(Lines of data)
===============
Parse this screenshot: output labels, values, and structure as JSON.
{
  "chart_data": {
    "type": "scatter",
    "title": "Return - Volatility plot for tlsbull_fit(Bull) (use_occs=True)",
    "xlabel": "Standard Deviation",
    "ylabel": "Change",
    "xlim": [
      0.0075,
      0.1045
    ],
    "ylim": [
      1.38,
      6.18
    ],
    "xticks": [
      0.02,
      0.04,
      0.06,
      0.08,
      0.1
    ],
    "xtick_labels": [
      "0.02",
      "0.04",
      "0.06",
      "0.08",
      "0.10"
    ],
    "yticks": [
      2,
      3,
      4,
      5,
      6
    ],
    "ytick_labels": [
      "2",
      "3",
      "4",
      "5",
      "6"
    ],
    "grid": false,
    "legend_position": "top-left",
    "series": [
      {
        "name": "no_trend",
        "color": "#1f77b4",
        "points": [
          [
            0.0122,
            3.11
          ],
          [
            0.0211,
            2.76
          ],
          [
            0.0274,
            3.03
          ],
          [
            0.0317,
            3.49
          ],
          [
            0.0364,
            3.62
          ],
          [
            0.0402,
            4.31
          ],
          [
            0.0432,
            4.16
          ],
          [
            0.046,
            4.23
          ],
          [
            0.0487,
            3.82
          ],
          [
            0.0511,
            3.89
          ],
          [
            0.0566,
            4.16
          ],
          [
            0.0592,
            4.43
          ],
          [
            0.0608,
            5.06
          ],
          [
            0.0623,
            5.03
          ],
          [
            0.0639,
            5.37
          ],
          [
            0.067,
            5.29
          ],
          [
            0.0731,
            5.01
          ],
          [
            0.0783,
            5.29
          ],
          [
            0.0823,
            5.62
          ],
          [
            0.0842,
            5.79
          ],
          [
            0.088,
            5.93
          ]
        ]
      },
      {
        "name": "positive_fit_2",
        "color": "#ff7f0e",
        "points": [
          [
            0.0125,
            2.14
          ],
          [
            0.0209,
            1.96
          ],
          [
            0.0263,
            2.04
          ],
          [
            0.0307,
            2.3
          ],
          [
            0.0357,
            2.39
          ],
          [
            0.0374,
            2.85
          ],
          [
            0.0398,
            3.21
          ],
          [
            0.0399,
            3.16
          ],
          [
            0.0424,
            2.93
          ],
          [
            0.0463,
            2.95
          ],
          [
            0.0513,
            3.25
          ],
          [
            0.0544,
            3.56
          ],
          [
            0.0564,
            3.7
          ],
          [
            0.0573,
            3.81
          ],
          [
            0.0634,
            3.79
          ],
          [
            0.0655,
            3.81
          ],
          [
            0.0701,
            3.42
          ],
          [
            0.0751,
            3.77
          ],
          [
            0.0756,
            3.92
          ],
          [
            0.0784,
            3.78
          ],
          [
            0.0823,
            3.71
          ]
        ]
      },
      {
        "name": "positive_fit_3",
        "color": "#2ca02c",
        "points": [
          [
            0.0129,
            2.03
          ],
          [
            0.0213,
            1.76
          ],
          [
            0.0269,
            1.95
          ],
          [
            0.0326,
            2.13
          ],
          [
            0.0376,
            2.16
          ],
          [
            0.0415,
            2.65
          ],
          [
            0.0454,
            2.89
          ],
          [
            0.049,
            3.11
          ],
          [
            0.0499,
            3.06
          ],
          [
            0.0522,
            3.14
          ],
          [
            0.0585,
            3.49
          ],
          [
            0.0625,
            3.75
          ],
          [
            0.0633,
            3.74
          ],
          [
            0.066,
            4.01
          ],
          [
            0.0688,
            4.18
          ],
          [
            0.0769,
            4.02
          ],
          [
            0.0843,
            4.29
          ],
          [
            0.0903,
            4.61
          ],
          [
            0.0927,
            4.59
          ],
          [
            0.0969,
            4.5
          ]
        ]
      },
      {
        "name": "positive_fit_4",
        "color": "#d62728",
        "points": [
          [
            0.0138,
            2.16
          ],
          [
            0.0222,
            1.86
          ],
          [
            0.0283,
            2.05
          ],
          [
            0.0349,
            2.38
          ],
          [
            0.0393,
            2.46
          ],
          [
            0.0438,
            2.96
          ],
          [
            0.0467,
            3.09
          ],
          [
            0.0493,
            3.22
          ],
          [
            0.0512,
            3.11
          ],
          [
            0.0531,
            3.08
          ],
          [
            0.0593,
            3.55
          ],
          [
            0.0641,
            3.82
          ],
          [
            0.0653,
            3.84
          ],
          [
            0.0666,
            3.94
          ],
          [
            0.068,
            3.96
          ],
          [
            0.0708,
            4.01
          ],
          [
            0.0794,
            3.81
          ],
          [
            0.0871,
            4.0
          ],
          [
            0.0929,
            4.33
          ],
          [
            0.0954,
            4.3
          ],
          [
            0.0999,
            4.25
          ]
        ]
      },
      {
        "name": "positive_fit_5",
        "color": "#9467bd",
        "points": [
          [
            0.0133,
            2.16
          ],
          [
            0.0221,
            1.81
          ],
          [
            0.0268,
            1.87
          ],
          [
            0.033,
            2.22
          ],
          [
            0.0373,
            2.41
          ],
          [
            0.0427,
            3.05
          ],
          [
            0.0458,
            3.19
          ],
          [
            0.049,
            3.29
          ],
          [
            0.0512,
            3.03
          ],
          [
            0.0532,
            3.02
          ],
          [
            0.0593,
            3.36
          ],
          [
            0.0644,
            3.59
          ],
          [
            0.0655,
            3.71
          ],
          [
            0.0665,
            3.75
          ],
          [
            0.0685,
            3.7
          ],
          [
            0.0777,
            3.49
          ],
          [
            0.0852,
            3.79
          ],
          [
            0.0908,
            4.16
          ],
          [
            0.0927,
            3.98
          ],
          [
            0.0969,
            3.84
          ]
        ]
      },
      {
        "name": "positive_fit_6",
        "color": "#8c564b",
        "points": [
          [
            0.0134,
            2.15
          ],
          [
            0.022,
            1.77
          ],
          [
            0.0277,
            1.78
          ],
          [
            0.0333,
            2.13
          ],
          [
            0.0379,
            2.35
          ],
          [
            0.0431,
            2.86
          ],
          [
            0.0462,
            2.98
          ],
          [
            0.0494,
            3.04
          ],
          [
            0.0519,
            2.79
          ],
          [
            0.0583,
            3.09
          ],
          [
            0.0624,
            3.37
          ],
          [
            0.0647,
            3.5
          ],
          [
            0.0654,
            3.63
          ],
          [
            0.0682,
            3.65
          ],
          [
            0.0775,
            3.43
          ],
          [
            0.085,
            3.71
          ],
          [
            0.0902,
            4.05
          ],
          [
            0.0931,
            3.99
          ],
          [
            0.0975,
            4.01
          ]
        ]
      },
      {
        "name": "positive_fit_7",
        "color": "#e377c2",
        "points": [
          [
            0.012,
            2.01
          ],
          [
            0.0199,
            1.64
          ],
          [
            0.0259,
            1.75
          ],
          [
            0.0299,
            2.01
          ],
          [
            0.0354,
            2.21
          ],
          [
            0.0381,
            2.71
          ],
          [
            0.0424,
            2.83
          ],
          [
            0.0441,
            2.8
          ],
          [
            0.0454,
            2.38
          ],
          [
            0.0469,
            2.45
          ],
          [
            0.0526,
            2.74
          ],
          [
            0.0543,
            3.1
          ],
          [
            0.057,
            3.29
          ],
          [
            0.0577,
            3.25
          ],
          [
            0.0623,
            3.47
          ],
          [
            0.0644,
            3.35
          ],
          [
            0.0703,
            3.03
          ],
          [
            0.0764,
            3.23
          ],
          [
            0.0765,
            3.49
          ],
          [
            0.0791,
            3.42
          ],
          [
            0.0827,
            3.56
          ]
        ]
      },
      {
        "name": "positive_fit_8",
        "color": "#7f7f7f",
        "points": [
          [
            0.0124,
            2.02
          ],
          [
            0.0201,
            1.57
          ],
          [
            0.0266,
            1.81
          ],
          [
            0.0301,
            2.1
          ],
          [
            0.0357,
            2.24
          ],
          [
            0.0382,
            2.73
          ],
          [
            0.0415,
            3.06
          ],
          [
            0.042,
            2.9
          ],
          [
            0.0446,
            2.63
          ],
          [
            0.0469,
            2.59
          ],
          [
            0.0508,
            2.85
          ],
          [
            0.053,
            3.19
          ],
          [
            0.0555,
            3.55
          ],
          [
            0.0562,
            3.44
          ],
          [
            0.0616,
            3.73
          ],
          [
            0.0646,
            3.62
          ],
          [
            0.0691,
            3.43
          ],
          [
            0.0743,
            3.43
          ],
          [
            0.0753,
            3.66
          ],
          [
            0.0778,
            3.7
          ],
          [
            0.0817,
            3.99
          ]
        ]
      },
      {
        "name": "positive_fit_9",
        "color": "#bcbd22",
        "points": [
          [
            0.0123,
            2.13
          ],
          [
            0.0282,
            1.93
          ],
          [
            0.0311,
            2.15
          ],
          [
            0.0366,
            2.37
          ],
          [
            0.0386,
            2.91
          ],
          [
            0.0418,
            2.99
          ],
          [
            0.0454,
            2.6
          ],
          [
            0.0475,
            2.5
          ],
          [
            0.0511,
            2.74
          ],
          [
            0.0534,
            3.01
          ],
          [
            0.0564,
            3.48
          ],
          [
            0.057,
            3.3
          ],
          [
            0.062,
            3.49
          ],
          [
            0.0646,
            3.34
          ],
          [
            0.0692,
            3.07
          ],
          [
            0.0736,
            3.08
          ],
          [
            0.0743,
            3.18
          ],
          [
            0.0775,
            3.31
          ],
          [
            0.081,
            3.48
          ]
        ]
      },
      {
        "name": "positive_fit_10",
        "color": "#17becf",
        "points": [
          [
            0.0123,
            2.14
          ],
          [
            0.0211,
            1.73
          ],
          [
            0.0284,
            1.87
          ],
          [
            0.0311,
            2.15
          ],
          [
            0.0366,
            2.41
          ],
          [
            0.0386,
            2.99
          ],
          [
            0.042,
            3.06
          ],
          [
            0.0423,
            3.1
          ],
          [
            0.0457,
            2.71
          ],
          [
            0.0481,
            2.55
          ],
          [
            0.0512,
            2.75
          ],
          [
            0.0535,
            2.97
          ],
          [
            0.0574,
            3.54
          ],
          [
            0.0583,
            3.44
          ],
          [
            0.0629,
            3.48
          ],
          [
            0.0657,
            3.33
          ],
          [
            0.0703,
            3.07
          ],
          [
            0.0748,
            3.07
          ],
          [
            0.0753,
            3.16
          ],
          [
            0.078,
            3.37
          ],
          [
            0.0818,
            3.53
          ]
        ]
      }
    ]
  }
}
===============
Task prompt
Find the lines above that include the string "name" and copy them.

Written response
        "name": "no_trend",
        "name": "positive_fit_2",
        "name": "positive_fit_3",
        "name": "positive_fit_4",
        "name": "positive_fit_5",
        "name": "positive_fit_6",
        "name": "positive_fit_7",
        "name": "positive_fit_8",
        "name": "positive_fit_9",
        "name": "positive_fit_10",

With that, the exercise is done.